Dataset rows about figures =
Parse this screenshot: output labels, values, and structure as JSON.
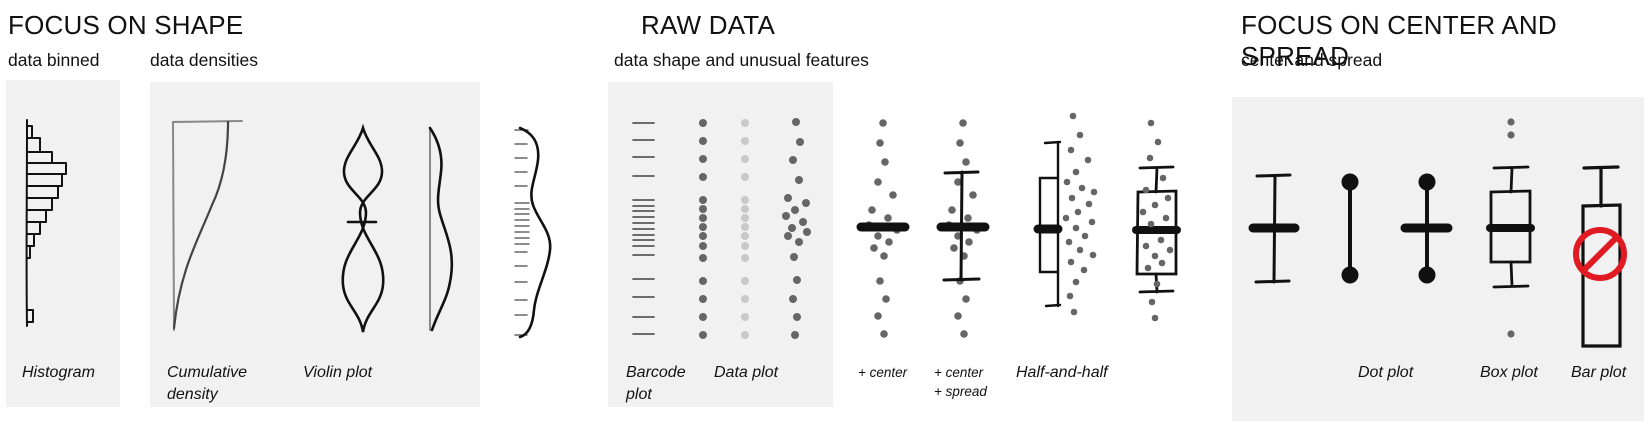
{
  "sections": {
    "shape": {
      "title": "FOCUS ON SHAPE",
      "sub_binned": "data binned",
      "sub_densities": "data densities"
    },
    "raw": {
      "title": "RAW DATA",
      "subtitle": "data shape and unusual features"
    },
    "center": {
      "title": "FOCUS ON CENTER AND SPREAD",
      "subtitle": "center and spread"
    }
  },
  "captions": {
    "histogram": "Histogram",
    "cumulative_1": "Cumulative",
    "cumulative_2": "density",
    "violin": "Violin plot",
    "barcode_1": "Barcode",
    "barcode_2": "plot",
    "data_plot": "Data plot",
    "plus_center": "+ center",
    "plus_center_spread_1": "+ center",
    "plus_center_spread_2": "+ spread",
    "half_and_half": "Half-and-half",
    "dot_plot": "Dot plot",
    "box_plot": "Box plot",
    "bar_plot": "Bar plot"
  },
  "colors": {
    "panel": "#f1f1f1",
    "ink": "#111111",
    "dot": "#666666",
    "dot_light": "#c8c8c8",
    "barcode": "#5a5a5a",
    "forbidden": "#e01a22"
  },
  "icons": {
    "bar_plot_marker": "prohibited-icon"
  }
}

Aim =
From the data above, write out everything exactly except the pictures.

Output of the exercise =
Parse this screenshot: output labels, values, and structure as JSON.
{
  "sections": {
    "shape": {
      "title": "FOCUS ON SHAPE",
      "sub_binned": "data binned",
      "sub_densities": "data densities"
    },
    "raw": {
      "title": "RAW DATA",
      "subtitle": "data shape and unusual features"
    },
    "center": {
      "title": "FOCUS ON CENTER AND SPREAD",
      "subtitle": "center and spread"
    }
  },
  "captions": {
    "histogram": "Histogram",
    "cumulative_1": "Cumulative",
    "cumulative_2": "density",
    "violin": "Violin plot",
    "barcode_1": "Barcode",
    "barcode_2": "plot",
    "data_plot": "Data plot",
    "plus_center": "+ center",
    "plus_center_spread_1": "+ center",
    "plus_center_spread_2": "+ spread",
    "half_and_half": "Half-and-half",
    "dot_plot": "Dot plot",
    "box_plot": "Box plot",
    "bar_plot": "Bar plot"
  },
  "colors": {
    "panel": "#f1f1f1",
    "ink": "#111111",
    "dot": "#666666",
    "dot_light": "#c8c8c8",
    "barcode": "#5a5a5a",
    "forbidden": "#e01a22"
  },
  "icons": {
    "bar_plot_marker": "prohibited-icon"
  }
}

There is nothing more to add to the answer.